**EXERCISE GOAL**
Please reproduce every item below line for line, leaving out the pictures.

**THE RECORDS**

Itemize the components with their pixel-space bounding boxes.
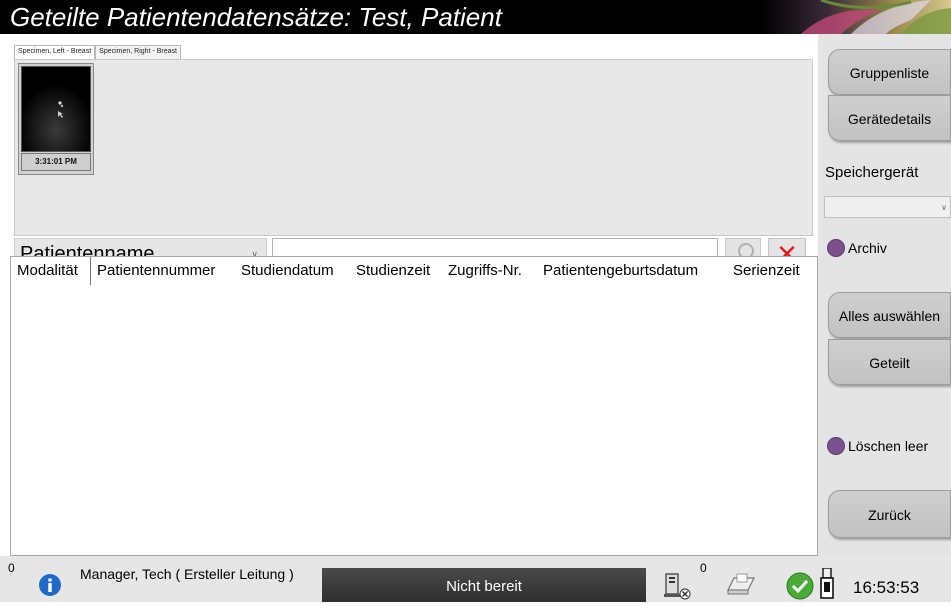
thumbnail-panel: 3:31:01 PM: [14, 59, 813, 236]
column-header-accession[interactable]: Zugriffs-Nr.: [442, 257, 537, 285]
radio-indicator: [827, 437, 845, 455]
ok-check-icon[interactable]: [786, 572, 814, 600]
column-header-birth-date[interactable]: Patientengeburtsdatum: [537, 257, 727, 285]
usb-icon[interactable]: [820, 568, 834, 600]
storage-device-label: Speichergerät: [825, 164, 919, 181]
right-sidebar: Gruppenliste Gerätedetails Speichergerät…: [818, 34, 951, 556]
print-queue-icon[interactable]: [722, 572, 758, 598]
table-header: Modalität Patientennummer Studiendatum S…: [11, 257, 817, 285]
delete-empty-radio[interactable]: Löschen leer: [827, 437, 928, 455]
window-title: Geteilte Patientendatensätze: Test, Pati…: [10, 2, 502, 32]
device-details-button[interactable]: Gerätedetails: [828, 95, 951, 141]
column-header-modality[interactable]: Modalität: [11, 257, 91, 285]
image-thumbnail[interactable]: 3:31:01 PM: [18, 63, 94, 175]
delete-empty-radio-label: Löschen leer: [848, 438, 929, 454]
shared-button[interactable]: Geteilt: [828, 339, 951, 385]
column-header-patient-id[interactable]: Patientennummer: [91, 257, 235, 285]
info-icon[interactable]: [38, 573, 62, 597]
column-header-study-date[interactable]: Studiendatum: [235, 257, 350, 285]
chevron-down-icon: ∨: [941, 203, 947, 212]
archive-radio[interactable]: Archiv: [827, 239, 887, 257]
results-table: Modalität Patientennummer Studiendatum S…: [10, 256, 818, 556]
flower-banner-icon: [761, 0, 951, 34]
status-bar: 0 Manager, Tech ( Ersteller Leitung ) Ni…: [0, 556, 951, 602]
select-all-button[interactable]: Alles auswählen: [828, 292, 951, 338]
tab-specimen-right[interactable]: Specimen, Right - Breast: [95, 45, 181, 60]
column-header-series-time[interactable]: Serienzeit: [727, 257, 815, 285]
storage-device-select[interactable]: ∨: [824, 196, 951, 218]
main-panel: Specimen, Left - Breast Specimen, Right …: [0, 34, 818, 556]
archive-radio-label: Archiv: [848, 240, 887, 256]
title-bar: Geteilte Patientendatensätze: Test, Pati…: [0, 0, 951, 34]
column-header-study-time[interactable]: Studienzeit: [350, 257, 442, 285]
left-count: 0: [8, 561, 15, 575]
back-button[interactable]: Zurück: [828, 490, 951, 538]
specimen-tabs: Specimen, Left - Breast Specimen, Right …: [14, 45, 181, 60]
current-user[interactable]: Manager, Tech ( Ersteller Leitung ): [80, 566, 294, 582]
specimen-image-graphic: [22, 67, 90, 151]
clock: 16:53:53: [853, 578, 920, 597]
thumbnail-timestamp: 3:31:01 PM: [21, 153, 91, 171]
specimen-image: [21, 66, 91, 152]
queue-count: 0: [700, 561, 707, 575]
radio-indicator: [827, 239, 845, 257]
system-status: Nicht bereit: [322, 568, 646, 602]
network-disconnected-icon[interactable]: [662, 572, 692, 600]
tab-specimen-left[interactable]: Specimen, Left - Breast: [14, 45, 96, 60]
group-list-button[interactable]: Gruppenliste: [828, 49, 951, 95]
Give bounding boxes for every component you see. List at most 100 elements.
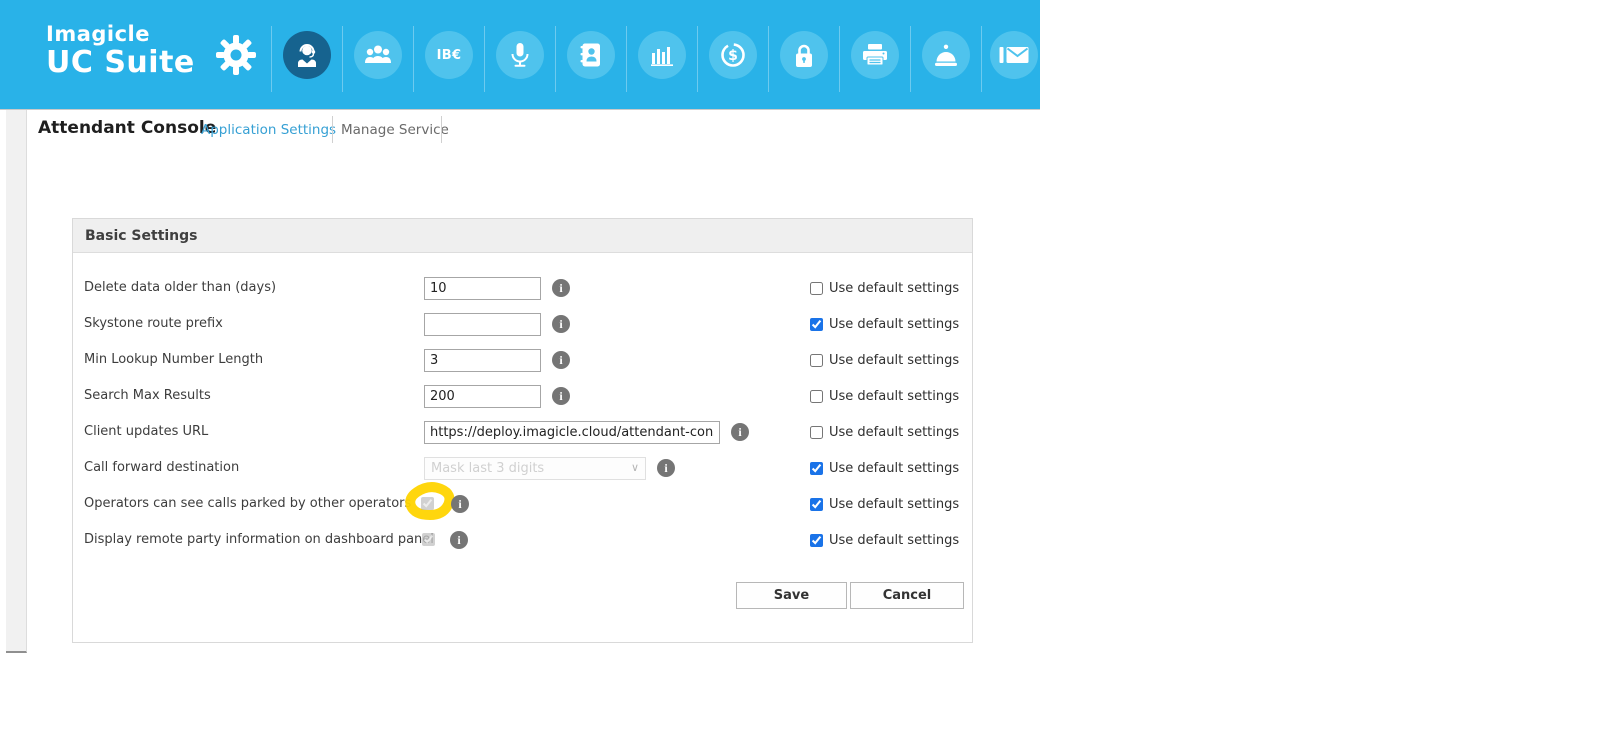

**WRITTEN REPLY**
Itemize the components with their pixel-space bounding boxes.
thumbnail-panel: 3:31:01 PM: [14, 59, 813, 236]
column-header-accession[interactable]: Zugriffs-Nr.: [442, 257, 537, 285]
radio-indicator: [827, 437, 845, 455]
ok-check-icon[interactable]: [786, 572, 814, 600]
column-header-birth-date[interactable]: Patientengeburtsdatum: [537, 257, 727, 285]
usb-icon[interactable]: [820, 568, 834, 600]
storage-device-label: Speichergerät: [825, 164, 919, 181]
right-sidebar: Gruppenliste Gerätedetails Speichergerät…: [818, 34, 951, 556]
print-queue-icon[interactable]: [722, 572, 758, 598]
table-header: Modalität Patientennummer Studiendatum S…: [11, 257, 817, 285]
delete-empty-radio[interactable]: Löschen leer: [827, 437, 928, 455]
window-title: Geteilte Patientendatensätze: Test, Pati…: [10, 2, 502, 32]
device-details-button[interactable]: Gerätedetails: [828, 95, 951, 141]
column-header-modality[interactable]: Modalität: [11, 257, 91, 285]
image-thumbnail[interactable]: 3:31:01 PM: [18, 63, 94, 175]
delete-empty-radio-label: Löschen leer: [848, 438, 929, 454]
shared-button[interactable]: Geteilt: [828, 339, 951, 385]
column-header-patient-id[interactable]: Patientennummer: [91, 257, 235, 285]
info-icon[interactable]: [38, 573, 62, 597]
column-header-study-date[interactable]: Studiendatum: [235, 257, 350, 285]
chevron-down-icon: ∨: [941, 203, 947, 212]
archive-radio[interactable]: Archiv: [827, 239, 887, 257]
results-table: Modalität Patientennummer Studiendatum S…: [10, 256, 818, 556]
flower-banner-icon: [761, 0, 951, 34]
status-bar: 0 Manager, Tech ( Ersteller Leitung ) Ni…: [0, 556, 951, 602]
select-all-button[interactable]: Alles auswählen: [828, 292, 951, 338]
tab-specimen-right[interactable]: Specimen, Right - Breast: [95, 45, 181, 60]
column-header-series-time[interactable]: Serienzeit: [727, 257, 815, 285]
storage-device-select[interactable]: ∨: [824, 196, 951, 218]
main-panel: Specimen, Left - Breast Specimen, Right …: [0, 34, 818, 556]
archive-radio-label: Archiv: [848, 240, 887, 256]
title-bar: Geteilte Patientendatensätze: Test, Pati…: [0, 0, 951, 34]
column-header-study-time[interactable]: Studienzeit: [350, 257, 442, 285]
left-count: 0: [8, 561, 15, 575]
back-button[interactable]: Zurück: [828, 490, 951, 538]
specimen-tabs: Specimen, Left - Breast Specimen, Right …: [14, 45, 181, 60]
current-user[interactable]: Manager, Tech ( Ersteller Leitung ): [80, 566, 294, 582]
specimen-image-graphic: [22, 67, 90, 151]
clock: 16:53:53: [853, 578, 920, 597]
thumbnail-timestamp: 3:31:01 PM: [21, 153, 91, 171]
specimen-image: [21, 66, 91, 152]
queue-count: 0: [700, 561, 707, 575]
radio-indicator: [827, 239, 845, 257]
system-status: Nicht bereit: [322, 568, 646, 602]
network-disconnected-icon[interactable]: [662, 572, 692, 600]
tab-specimen-left[interactable]: Specimen, Left - Breast: [14, 45, 96, 60]
group-list-button[interactable]: Gruppenliste: [828, 49, 951, 95]
Give bounding boxes for every component you see. List at most 100 elements.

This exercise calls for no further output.